## Begin Entries

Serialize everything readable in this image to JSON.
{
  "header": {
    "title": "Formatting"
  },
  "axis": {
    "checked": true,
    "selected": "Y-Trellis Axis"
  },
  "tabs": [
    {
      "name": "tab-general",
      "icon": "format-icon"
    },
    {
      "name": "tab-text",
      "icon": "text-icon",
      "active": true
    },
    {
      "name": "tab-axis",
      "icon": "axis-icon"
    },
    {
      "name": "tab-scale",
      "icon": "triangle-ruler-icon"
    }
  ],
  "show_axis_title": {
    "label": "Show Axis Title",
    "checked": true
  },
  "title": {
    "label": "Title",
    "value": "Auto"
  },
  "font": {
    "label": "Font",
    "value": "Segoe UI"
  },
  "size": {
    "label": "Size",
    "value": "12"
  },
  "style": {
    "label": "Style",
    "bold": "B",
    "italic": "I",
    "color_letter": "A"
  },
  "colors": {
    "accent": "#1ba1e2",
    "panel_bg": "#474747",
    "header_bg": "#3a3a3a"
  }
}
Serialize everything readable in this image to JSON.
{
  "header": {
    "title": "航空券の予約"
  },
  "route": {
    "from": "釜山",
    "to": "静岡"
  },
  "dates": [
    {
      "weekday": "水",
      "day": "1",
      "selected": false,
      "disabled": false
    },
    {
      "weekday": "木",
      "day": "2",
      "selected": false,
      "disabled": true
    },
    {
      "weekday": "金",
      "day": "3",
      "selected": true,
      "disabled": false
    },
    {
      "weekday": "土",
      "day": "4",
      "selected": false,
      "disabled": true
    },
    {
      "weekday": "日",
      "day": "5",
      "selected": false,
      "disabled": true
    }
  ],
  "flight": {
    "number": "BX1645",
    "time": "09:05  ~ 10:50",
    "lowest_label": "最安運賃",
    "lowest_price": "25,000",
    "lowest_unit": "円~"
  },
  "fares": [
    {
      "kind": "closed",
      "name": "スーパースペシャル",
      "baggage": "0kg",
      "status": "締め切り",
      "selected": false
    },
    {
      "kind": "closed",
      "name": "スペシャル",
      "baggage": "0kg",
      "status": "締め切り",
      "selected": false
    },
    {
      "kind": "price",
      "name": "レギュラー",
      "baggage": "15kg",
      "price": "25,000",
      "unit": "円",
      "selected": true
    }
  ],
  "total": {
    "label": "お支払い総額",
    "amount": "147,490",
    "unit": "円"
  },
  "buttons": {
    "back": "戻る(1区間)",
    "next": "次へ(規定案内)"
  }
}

## End Entries
## Begin Entries

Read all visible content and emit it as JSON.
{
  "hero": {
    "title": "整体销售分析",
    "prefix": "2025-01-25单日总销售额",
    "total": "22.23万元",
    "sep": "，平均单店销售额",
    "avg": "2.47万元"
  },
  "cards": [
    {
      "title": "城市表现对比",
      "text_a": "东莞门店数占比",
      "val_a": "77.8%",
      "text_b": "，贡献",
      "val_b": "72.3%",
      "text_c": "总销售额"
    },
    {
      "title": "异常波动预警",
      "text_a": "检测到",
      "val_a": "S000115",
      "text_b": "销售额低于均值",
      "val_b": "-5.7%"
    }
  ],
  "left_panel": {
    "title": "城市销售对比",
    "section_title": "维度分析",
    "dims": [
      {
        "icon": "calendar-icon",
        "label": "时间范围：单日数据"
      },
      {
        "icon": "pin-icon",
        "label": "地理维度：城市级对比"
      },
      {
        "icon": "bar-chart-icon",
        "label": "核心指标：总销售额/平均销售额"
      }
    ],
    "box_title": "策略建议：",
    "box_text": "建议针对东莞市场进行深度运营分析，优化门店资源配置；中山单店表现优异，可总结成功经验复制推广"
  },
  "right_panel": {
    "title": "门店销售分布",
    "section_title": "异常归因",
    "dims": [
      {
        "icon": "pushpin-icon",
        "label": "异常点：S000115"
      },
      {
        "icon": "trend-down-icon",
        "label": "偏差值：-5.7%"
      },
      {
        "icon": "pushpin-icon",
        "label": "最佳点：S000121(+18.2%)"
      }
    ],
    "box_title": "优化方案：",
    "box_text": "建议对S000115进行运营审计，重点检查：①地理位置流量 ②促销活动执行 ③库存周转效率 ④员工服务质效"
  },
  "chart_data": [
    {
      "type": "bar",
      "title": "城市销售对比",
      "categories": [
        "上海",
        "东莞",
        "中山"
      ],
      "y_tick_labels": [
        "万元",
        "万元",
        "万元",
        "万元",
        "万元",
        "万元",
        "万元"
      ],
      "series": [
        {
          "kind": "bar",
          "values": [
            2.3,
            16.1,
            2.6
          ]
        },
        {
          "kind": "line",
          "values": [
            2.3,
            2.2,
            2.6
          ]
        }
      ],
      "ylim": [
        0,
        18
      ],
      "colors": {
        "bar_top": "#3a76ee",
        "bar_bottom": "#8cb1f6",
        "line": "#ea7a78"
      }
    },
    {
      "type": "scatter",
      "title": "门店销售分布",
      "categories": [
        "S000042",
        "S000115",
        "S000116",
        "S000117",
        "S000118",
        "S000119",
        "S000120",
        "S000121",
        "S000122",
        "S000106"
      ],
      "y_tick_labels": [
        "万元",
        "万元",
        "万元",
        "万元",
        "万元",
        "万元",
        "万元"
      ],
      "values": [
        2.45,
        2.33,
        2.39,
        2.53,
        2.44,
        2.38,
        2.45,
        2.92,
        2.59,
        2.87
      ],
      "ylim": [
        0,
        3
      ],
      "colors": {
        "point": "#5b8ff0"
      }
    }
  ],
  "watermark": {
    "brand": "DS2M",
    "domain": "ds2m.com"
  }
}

## End Entries

**Task to complete**
Say how many lines in the records contain the string "name", and say nothing else.

**Task response**
7